• STATED EXERCISE
All of the material below is to be retyped exactly.

• EXTRACTED INFORMATION

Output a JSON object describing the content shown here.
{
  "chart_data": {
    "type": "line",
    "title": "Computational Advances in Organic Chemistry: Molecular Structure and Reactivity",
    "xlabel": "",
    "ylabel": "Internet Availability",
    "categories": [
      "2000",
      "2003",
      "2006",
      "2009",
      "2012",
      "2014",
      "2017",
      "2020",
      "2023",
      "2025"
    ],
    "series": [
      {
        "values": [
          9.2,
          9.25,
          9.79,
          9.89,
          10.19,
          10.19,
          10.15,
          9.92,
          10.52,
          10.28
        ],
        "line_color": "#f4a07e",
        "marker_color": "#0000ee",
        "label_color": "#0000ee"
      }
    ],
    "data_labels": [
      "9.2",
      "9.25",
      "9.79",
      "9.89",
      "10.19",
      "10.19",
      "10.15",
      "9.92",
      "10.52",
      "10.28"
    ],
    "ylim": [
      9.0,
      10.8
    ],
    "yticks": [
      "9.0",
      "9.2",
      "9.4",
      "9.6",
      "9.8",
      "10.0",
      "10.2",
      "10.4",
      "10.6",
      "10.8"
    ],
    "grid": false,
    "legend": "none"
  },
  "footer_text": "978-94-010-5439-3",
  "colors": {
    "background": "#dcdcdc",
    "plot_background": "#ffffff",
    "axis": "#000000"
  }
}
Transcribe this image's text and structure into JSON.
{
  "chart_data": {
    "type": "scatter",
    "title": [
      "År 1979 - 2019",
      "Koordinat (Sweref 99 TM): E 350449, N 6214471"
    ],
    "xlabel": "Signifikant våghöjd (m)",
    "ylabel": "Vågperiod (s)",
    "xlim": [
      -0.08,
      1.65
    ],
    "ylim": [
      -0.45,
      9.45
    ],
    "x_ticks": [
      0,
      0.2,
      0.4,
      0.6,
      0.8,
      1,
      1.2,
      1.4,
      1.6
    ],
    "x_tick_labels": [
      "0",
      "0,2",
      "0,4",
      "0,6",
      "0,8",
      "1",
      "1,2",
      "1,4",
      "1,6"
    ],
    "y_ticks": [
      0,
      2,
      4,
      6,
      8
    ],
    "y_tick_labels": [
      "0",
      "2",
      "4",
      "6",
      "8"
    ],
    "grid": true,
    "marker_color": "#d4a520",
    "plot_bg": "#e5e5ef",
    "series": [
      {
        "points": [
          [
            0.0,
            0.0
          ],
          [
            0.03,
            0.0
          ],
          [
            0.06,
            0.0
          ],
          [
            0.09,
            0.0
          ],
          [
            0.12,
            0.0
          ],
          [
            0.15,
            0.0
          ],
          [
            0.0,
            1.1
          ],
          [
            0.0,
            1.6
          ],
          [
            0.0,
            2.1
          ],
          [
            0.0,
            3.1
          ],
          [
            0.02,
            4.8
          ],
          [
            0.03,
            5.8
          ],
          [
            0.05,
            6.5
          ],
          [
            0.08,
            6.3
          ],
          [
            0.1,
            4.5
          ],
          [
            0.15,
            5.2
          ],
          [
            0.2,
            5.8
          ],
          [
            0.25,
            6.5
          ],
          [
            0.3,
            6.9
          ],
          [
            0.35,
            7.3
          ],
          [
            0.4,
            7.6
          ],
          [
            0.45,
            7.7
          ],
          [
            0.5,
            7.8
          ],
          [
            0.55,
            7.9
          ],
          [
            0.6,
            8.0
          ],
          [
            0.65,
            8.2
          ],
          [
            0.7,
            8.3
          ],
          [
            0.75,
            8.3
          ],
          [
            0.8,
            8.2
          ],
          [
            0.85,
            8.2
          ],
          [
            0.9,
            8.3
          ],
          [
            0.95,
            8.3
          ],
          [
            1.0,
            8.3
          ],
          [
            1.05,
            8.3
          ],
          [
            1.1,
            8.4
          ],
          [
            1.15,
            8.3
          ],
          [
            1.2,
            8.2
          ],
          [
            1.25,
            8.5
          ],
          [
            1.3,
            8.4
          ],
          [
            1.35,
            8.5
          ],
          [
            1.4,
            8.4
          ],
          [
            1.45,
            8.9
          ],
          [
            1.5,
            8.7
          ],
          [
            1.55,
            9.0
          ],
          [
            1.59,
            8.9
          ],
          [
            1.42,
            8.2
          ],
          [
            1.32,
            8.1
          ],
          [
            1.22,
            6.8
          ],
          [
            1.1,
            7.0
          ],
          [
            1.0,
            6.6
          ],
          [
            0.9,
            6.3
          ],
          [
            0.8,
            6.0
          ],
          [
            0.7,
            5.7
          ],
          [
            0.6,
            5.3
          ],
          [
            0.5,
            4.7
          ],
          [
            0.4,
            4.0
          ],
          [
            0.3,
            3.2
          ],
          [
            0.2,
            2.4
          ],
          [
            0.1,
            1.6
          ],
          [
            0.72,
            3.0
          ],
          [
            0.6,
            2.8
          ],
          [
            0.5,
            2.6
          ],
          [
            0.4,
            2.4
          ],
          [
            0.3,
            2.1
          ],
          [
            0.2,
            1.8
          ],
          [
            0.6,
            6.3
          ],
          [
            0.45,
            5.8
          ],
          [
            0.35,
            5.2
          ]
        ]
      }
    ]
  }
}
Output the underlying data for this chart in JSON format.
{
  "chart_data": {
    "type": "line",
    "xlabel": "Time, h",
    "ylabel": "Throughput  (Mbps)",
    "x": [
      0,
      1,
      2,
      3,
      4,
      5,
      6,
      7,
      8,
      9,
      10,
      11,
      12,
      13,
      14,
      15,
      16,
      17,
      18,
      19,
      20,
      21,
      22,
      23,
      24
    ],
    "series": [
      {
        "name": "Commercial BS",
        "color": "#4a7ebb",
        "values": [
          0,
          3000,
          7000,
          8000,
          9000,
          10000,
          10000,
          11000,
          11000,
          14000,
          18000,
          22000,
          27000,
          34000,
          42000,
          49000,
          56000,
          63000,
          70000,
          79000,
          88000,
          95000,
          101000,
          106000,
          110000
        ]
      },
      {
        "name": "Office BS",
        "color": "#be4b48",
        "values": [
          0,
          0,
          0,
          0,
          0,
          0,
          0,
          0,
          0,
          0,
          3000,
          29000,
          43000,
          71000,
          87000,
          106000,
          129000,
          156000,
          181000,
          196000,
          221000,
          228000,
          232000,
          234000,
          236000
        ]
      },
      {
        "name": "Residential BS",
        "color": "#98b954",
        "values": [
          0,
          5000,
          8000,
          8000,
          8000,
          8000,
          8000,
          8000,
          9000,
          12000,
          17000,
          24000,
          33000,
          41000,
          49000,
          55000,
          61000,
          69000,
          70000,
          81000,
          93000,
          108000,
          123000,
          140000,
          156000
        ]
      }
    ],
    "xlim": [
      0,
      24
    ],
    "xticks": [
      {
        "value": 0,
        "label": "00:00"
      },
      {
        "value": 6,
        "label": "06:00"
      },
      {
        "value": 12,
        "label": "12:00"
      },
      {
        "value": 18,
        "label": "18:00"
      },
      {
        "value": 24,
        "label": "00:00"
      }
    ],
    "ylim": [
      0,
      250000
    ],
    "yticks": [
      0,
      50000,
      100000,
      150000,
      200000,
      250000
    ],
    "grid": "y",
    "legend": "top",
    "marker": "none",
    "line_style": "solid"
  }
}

• ANSWER TO THIS PROBLEM
Output a JSON object describing the content shown here.
{
  "chart_data": {
    "type": "line",
    "title": "Computational Advances in Organic Chemistry: Molecular Structure and Reactivity",
    "xlabel": "",
    "ylabel": "Internet Availability",
    "categories": [
      "2000",
      "2003",
      "2006",
      "2009",
      "2012",
      "2014",
      "2017",
      "2020",
      "2023",
      "2025"
    ],
    "series": [
      {
        "values": [
          9.2,
          9.25,
          9.79,
          9.89,
          10.19,
          10.19,
          10.15,
          9.92,
          10.52,
          10.28
        ],
        "line_color": "#f4a07e",
        "marker_color": "#0000ee",
        "label_color": "#0000ee"
      }
    ],
    "data_labels": [
      "9.2",
      "9.25",
      "9.79",
      "9.89",
      "10.19",
      "10.19",
      "10.15",
      "9.92",
      "10.52",
      "10.28"
    ],
    "ylim": [
      9.0,
      10.8
    ],
    "yticks": [
      "9.0",
      "9.2",
      "9.4",
      "9.6",
      "9.8",
      "10.0",
      "10.2",
      "10.4",
      "10.6",
      "10.8"
    ],
    "grid": false,
    "legend": "none"
  },
  "footer_text": "978-94-010-5439-3",
  "colors": {
    "background": "#dcdcdc",
    "plot_background": "#ffffff",
    "axis": "#000000"
  }
}
Transcribe this image's text and structure into JSON.
{
  "chart_data": {
    "type": "scatter",
    "title": [
      "År 1979 - 2019",
      "Koordinat (Sweref 99 TM): E 350449, N 6214471"
    ],
    "xlabel": "Signifikant våghöjd (m)",
    "ylabel": "Vågperiod (s)",
    "xlim": [
      -0.08,
      1.65
    ],
    "ylim": [
      -0.45,
      9.45
    ],
    "x_ticks": [
      0,
      0.2,
      0.4,
      0.6,
      0.8,
      1,
      1.2,
      1.4,
      1.6
    ],
    "x_tick_labels": [
      "0",
      "0,2",
      "0,4",
      "0,6",
      "0,8",
      "1",
      "1,2",
      "1,4",
      "1,6"
    ],
    "y_ticks": [
      0,
      2,
      4,
      6,
      8
    ],
    "y_tick_labels": [
      "0",
      "2",
      "4",
      "6",
      "8"
    ],
    "grid": true,
    "marker_color": "#d4a520",
    "plot_bg": "#e5e5ef",
    "series": [
      {
        "points": [
          [
            0.0,
            0.0
          ],
          [
            0.03,
            0.0
          ],
          [
            0.06,
            0.0
          ],
          [
            0.09,
            0.0
          ],
          [
            0.12,
            0.0
          ],
          [
            0.15,
            0.0
          ],
          [
            0.0,
            1.1
          ],
          [
            0.0,
            1.6
          ],
          [
            0.0,
            2.1
          ],
          [
            0.0,
            3.1
          ],
          [
            0.02,
            4.8
          ],
          [
            0.03,
            5.8
          ],
          [
            0.05,
            6.5
          ],
          [
            0.08,
            6.3
          ],
          [
            0.1,
            4.5
          ],
          [
            0.15,
            5.2
          ],
          [
            0.2,
            5.8
          ],
          [
            0.25,
            6.5
          ],
          [
            0.3,
            6.9
          ],
          [
            0.35,
            7.3
          ],
          [
            0.4,
            7.6
          ],
          [
            0.45,
            7.7
          ],
          [
            0.5,
            7.8
          ],
          [
            0.55,
            7.9
          ],
          [
            0.6,
            8.0
          ],
          [
            0.65,
            8.2
          ],
          [
            0.7,
            8.3
          ],
          [
            0.75,
            8.3
          ],
          [
            0.8,
            8.2
          ],
          [
            0.85,
            8.2
          ],
          [
            0.9,
            8.3
          ],
          [
            0.95,
            8.3
          ],
          [
            1.0,
            8.3
          ],
          [
            1.05,
            8.3
          ],
          [
            1.1,
            8.4
          ],
          [
            1.15,
            8.3
          ],
          [
            1.2,
            8.2
          ],
          [
            1.25,
            8.5
          ],
          [
            1.3,
            8.4
          ],
          [
            1.35,
            8.5
          ],
          [
            1.4,
            8.4
          ],
          [
            1.45,
            8.9
          ],
          [
            1.5,
            8.7
          ],
          [
            1.55,
            9.0
          ],
          [
            1.59,
            8.9
          ],
          [
            1.42,
            8.2
          ],
          [
            1.32,
            8.1
          ],
          [
            1.22,
            6.8
          ],
          [
            1.1,
            7.0
          ],
          [
            1.0,
            6.6
          ],
          [
            0.9,
            6.3
          ],
          [
            0.8,
            6.0
          ],
          [
            0.7,
            5.7
          ],
          [
            0.6,
            5.3
          ],
          [
            0.5,
            4.7
          ],
          [
            0.4,
            4.0
          ],
          [
            0.3,
            3.2
          ],
          [
            0.2,
            2.4
          ],
          [
            0.1,
            1.6
          ],
          [
            0.72,
            3.0
          ],
          [
            0.6,
            2.8
          ],
          [
            0.5,
            2.6
          ],
          [
            0.4,
            2.4
          ],
          [
            0.3,
            2.1
          ],
          [
            0.2,
            1.8
          ],
          [
            0.6,
            6.3
          ],
          [
            0.45,
            5.8
          ],
          [
            0.35,
            5.2
          ]
        ]
      }
    ]
  }
}
Output the underlying data for this chart in JSON format.
{
  "chart_data": {
    "type": "line",
    "xlabel": "Time, h",
    "ylabel": "Throughput  (Mbps)",
    "x": [
      0,
      1,
      2,
      3,
      4,
      5,
      6,
      7,
      8,
      9,
      10,
      11,
      12,
      13,
      14,
      15,
      16,
      17,
      18,
      19,
      20,
      21,
      22,
      23,
      24
    ],
    "series": [
      {
        "name": "Commercial BS",
        "color": "#4a7ebb",
        "values": [
          0,
          3000,
          7000,
          8000,
          9000,
          10000,
          10000,
          11000,
          11000,
          14000,
          18000,
          22000,
          27000,
          34000,
          42000,
          49000,
          56000,
          63000,
          70000,
          79000,
          88000,
          95000,
          101000,
          106000,
          110000
        ]
      },
      {
        "name": "Office BS",
        "color": "#be4b48",
        "values": [
          0,
          0,
          0,
          0,
          0,
          0,
          0,
          0,
          0,
          0,
          3000,
          29000,
          43000,
          71000,
          87000,
          106000,
          129000,
          156000,
          181000,
          196000,
          221000,
          228000,
          232000,
          234000,
          236000
        ]
      },
      {
        "name": "Residential BS",
        "color": "#98b954",
        "values": [
          0,
          5000,
          8000,
          8000,
          8000,
          8000,
          8000,
          8000,
          9000,
          12000,
          17000,
          24000,
          33000,
          41000,
          49000,
          55000,
          61000,
          69000,
          70000,
          81000,
          93000,
          108000,
          123000,
          140000,
          156000
        ]
      }
    ],
    "xlim": [
      0,
      24
    ],
    "xticks": [
      {
        "value": 0,
        "label": "00:00"
      },
      {
        "value": 6,
        "label": "06:00"
      },
      {
        "value": 12,
        "label": "12:00"
      },
      {
        "value": 18,
        "label": "18:00"
      },
      {
        "value": 24,
        "label": "00:00"
      }
    ],
    "ylim": [
      0,
      250000
    ],
    "yticks": [
      0,
      50000,
      100000,
      150000,
      200000,
      250000
    ],
    "grid": "y",
    "legend": "top",
    "marker": "none",
    "line_style": "solid"
  }
}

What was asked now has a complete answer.